--- BEGIN RECORD EXTRACTS ---

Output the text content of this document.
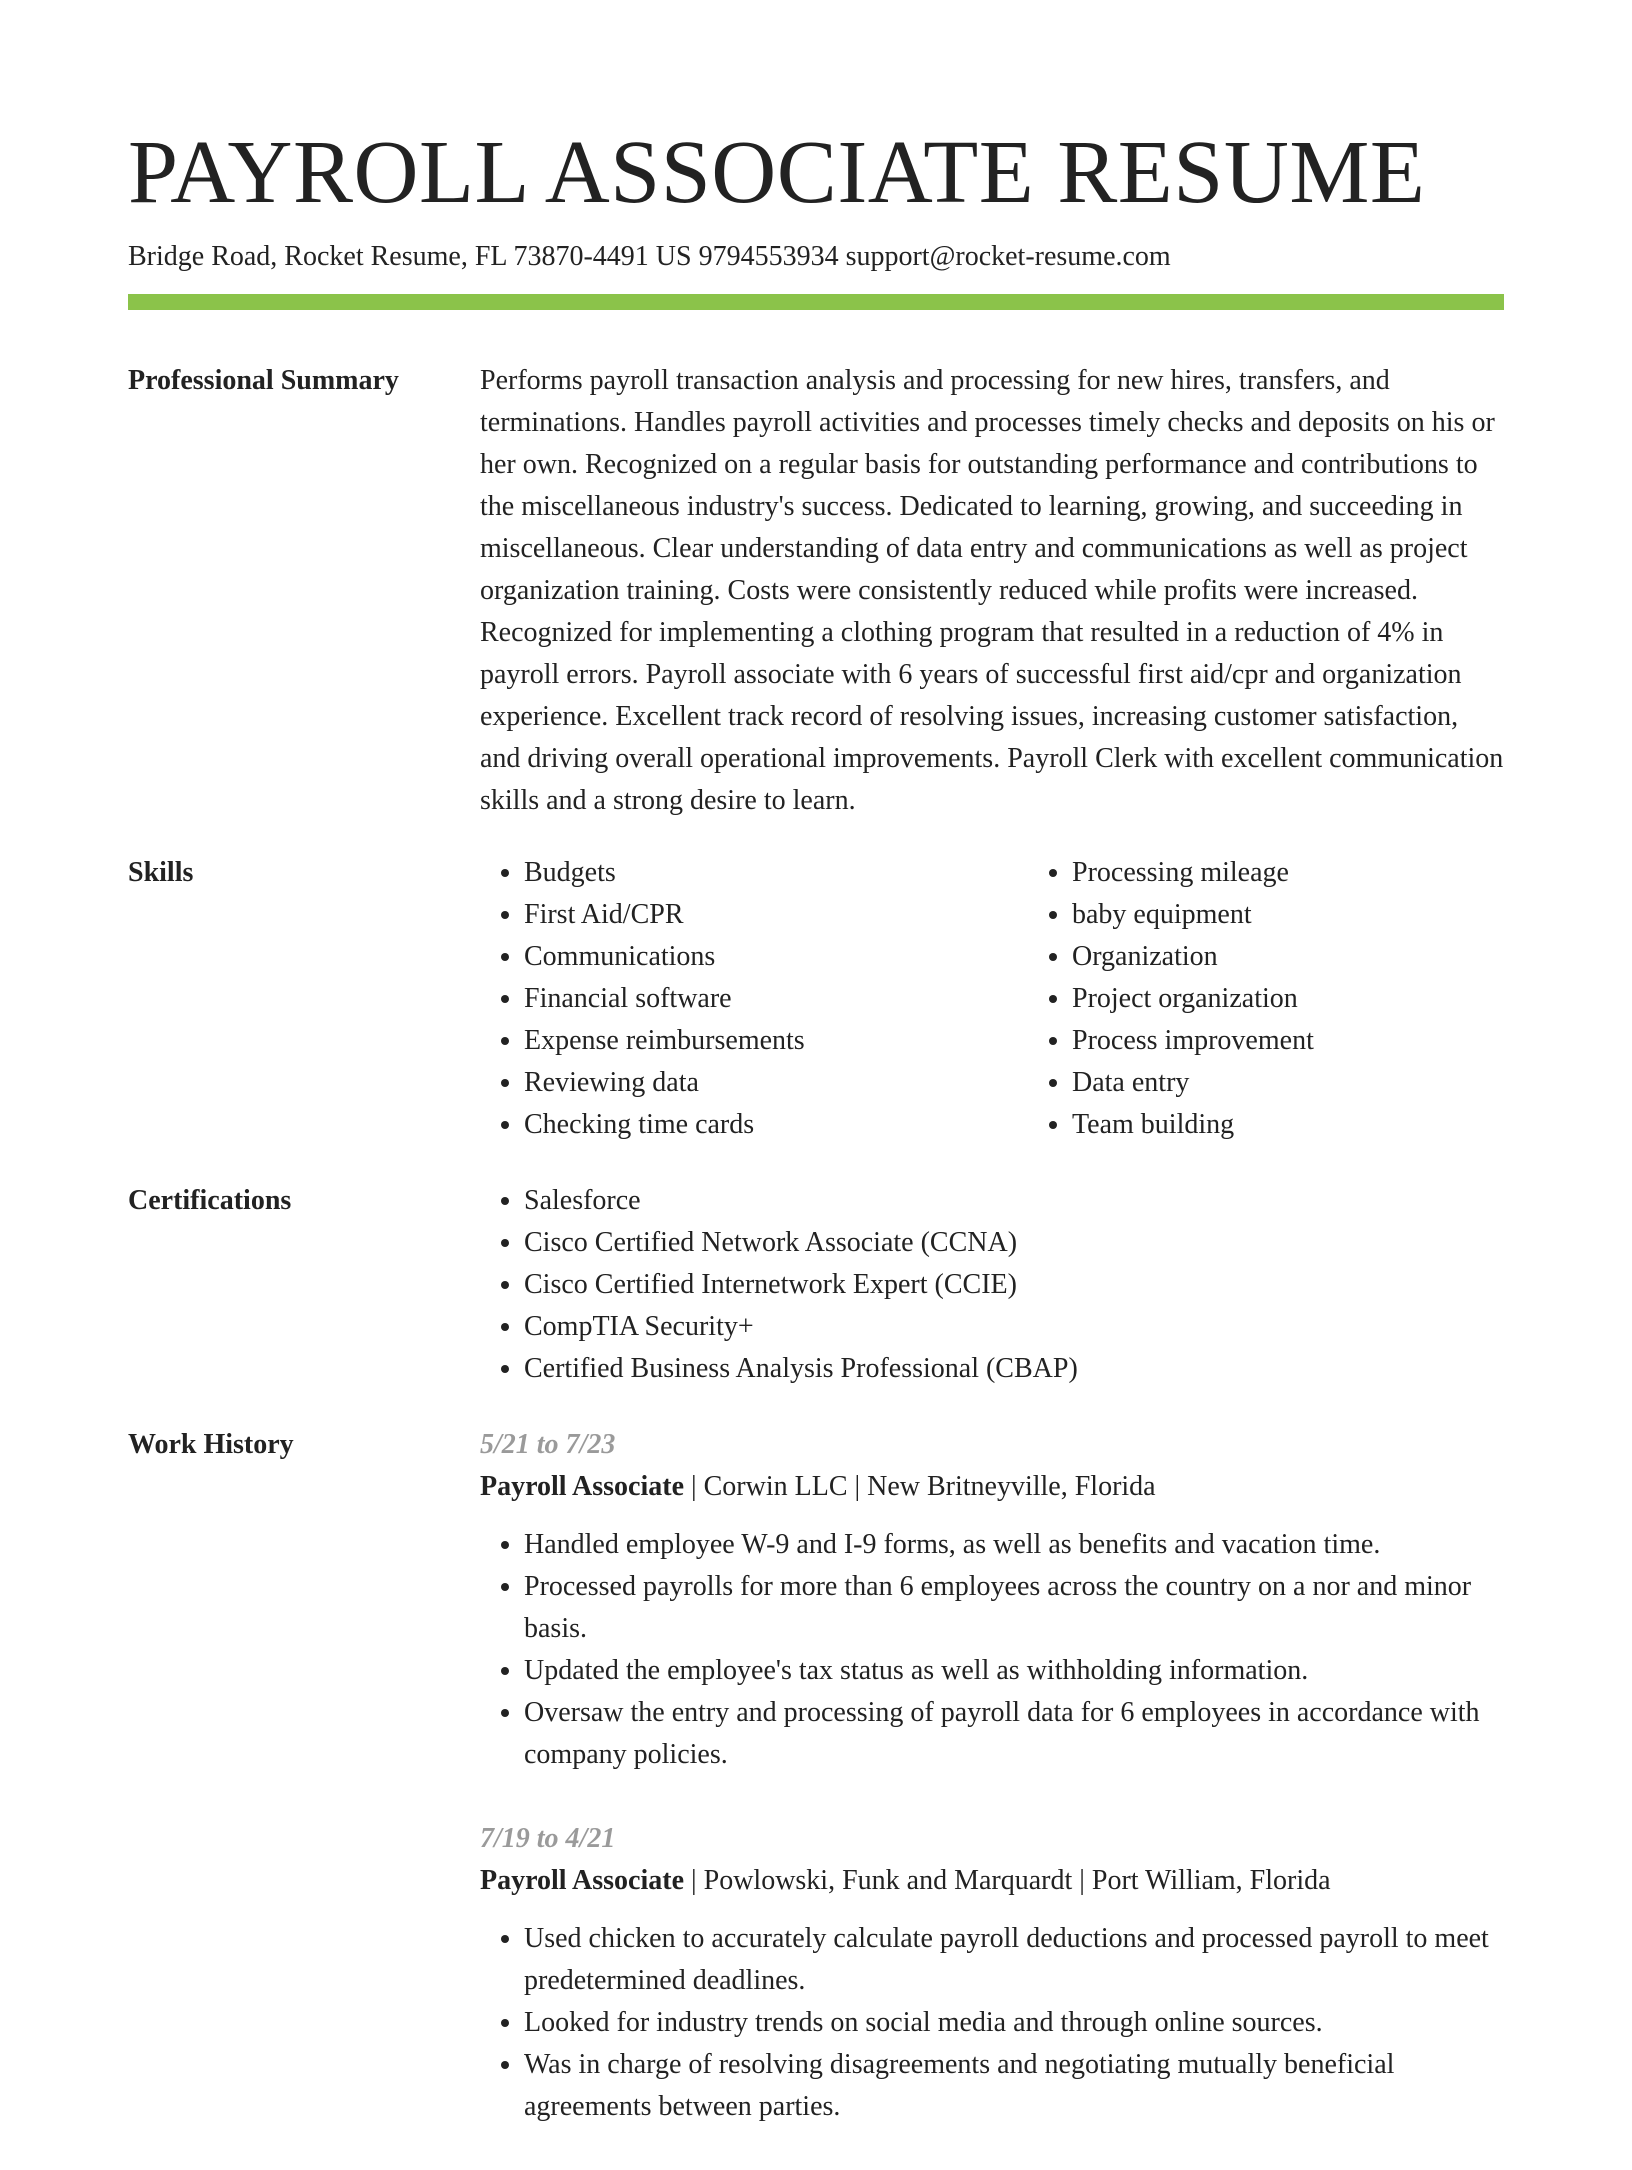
PAYROLL ASSOCIATE RESUME
Bridge Road, Rocket Resume, FL 73870-4491 US 9794553934 support@rocket-resume.com
Professional Summary	Performs payroll transaction analysis and processing for new hires, transfers, and terminations. Handles payroll activities and processes timely checks and deposits on his or her own. Recognized on a regular basis for outstanding performance and contributions to the miscellaneous industry's success. Dedicated to learning, growing, and succeeding in miscellaneous. Clear understanding of data entry and communications as well as project organization training. Costs were consistently reduced while profits were increased. Recognized for implementing a clothing program that resulted in a reduction of 4% in payroll errors. Payroll associate with 6 years of successful first aid/cpr and organization experience. Excellent track record of resolving issues, increasing customer satisfaction, and driving overall operational improvements. Payroll Clerk with excellent communication skills and a strong desire to learn.

Skills	• Budgets
• First Aid/CPR
• Communications
• Financial software
• Expense reimbursements
• Reviewing data
• Checking time cards
• Processing mileage
• baby equipment
• Organization
• Project organization
• Process improvement
• Data entry
• Team building
Certifications	• Salesforce
• Cisco Certified Network Associate (CCNA)
• Cisco Certified Internetwork Expert (CCIE)
• CompTIA Security+
• Certified Business Analysis Professional (CBAP)
Work History	5/21 to 7/23
Payroll Associate | Corwin LLC | New Britneyville, Florida
• Handled employee W-9 and I-9 forms, as well as benefits and vacation time.
• Processed payrolls for more than 6 employees across the country on a nor and minor basis.
• Updated the employee's tax status as well as withholding information.
• Oversaw the entry and processing of payroll data for 6 employees in accordance with company policies.
7/19 to 4/21
Payroll Associate | Powlowski, Funk and Marquardt | Port William, Florida
• Used chicken to accurately calculate payroll deductions and processed payroll to meet predetermined deadlines.
• Looked for industry trends on social media and through online sources.
• Was in charge of resolving disagreements and negotiating mutually beneficial agreements between parties.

--- END RECORD EXTRACTS ---

EXERCISE REQUIREMENTS: All lines in the data that contain the word "Certified" should be copied.

SOLUTION TO THE EXERCISE:
• Cisco Certified Network Associate (CCNA)
• Cisco Certified Internetwork Expert (CCIE)
• Certified Business Analysis Professional (CBAP)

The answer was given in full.